Written request: Copy out all of the material, matching it word for word.
# start of Excerpted records
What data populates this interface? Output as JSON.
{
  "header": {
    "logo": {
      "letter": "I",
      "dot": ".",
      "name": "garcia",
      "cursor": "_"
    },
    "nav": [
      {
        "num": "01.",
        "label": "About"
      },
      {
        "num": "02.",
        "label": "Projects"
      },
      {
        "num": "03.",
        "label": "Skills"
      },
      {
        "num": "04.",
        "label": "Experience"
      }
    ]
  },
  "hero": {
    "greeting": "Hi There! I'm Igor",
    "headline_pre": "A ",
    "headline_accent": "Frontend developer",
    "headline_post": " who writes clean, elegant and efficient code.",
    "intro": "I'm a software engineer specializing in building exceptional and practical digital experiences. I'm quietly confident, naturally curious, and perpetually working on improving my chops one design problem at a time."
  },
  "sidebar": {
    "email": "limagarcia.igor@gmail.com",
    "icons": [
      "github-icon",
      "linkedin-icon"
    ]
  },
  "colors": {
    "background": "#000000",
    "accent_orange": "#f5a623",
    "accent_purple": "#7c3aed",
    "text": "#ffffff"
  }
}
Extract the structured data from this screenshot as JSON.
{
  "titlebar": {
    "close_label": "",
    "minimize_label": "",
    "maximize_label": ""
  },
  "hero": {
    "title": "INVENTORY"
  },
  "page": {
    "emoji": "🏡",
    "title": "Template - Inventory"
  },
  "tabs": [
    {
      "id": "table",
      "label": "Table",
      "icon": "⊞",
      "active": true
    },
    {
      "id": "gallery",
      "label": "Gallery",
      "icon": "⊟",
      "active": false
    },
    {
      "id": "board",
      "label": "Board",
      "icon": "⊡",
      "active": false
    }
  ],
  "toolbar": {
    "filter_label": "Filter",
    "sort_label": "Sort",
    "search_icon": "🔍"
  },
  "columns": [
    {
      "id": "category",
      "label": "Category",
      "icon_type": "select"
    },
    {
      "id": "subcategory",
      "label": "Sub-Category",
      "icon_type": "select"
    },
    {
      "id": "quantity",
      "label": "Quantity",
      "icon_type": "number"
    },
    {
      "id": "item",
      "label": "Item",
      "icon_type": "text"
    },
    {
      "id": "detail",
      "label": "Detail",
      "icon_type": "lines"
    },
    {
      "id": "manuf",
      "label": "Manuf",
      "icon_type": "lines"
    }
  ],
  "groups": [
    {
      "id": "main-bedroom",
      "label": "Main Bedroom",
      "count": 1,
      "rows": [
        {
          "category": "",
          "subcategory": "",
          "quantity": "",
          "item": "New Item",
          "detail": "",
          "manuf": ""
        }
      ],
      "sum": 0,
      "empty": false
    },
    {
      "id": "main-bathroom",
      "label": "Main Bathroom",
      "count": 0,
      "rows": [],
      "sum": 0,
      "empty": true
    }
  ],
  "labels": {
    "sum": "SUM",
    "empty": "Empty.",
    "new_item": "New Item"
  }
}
# end of Excerpted records
Task answer:
What data populates this interface? Output as JSON.
{
  "header": {
    "logo": {
      "letter": "I",
      "dot": ".",
      "name": "garcia",
      "cursor": "_"
    },
    "nav": [
      {
        "num": "01.",
        "label": "About"
      },
      {
        "num": "02.",
        "label": "Projects"
      },
      {
        "num": "03.",
        "label": "Skills"
      },
      {
        "num": "04.",
        "label": "Experience"
      }
    ]
  },
  "hero": {
    "greeting": "Hi There! I'm Igor",
    "headline_pre": "A ",
    "headline_accent": "Frontend developer",
    "headline_post": " who writes clean, elegant and efficient code.",
    "intro": "I'm a software engineer specializing in building exceptional and practical digital experiences. I'm quietly confident, naturally curious, and perpetually working on improving my chops one design problem at a time."
  },
  "sidebar": {
    "email": "limagarcia.igor@gmail.com",
    "icons": [
      "github-icon",
      "linkedin-icon"
    ]
  },
  "colors": {
    "background": "#000000",
    "accent_orange": "#f5a623",
    "accent_purple": "#7c3aed",
    "text": "#ffffff"
  }
}
Extract the structured data from this screenshot as JSON.
{
  "titlebar": {
    "close_label": "",
    "minimize_label": "",
    "maximize_label": ""
  },
  "hero": {
    "title": "INVENTORY"
  },
  "page": {
    "emoji": "🏡",
    "title": "Template - Inventory"
  },
  "tabs": [
    {
      "id": "table",
      "label": "Table",
      "icon": "⊞",
      "active": true
    },
    {
      "id": "gallery",
      "label": "Gallery",
      "icon": "⊟",
      "active": false
    },
    {
      "id": "board",
      "label": "Board",
      "icon": "⊡",
      "active": false
    }
  ],
  "toolbar": {
    "filter_label": "Filter",
    "sort_label": "Sort",
    "search_icon": "🔍"
  },
  "columns": [
    {
      "id": "category",
      "label": "Category",
      "icon_type": "select"
    },
    {
      "id": "subcategory",
      "label": "Sub-Category",
      "icon_type": "select"
    },
    {
      "id": "quantity",
      "label": "Quantity",
      "icon_type": "number"
    },
    {
      "id": "item",
      "label": "Item",
      "icon_type": "text"
    },
    {
      "id": "detail",
      "label": "Detail",
      "icon_type": "lines"
    },
    {
      "id": "manuf",
      "label": "Manuf",
      "icon_type": "lines"
    }
  ],
  "groups": [
    {
      "id": "main-bedroom",
      "label": "Main Bedroom",
      "count": 1,
      "rows": [
        {
          "category": "",
          "subcategory": "",
          "quantity": "",
          "item": "New Item",
          "detail": "",
          "manuf": ""
        }
      ],
      "sum": 0,
      "empty": false
    },
    {
      "id": "main-bathroom",
      "label": "Main Bathroom",
      "count": 0,
      "rows": [],
      "sum": 0,
      "empty": true
    }
  ],
  "labels": {
    "sum": "SUM",
    "empty": "Empty.",
    "new_item": "New Item"
  }
}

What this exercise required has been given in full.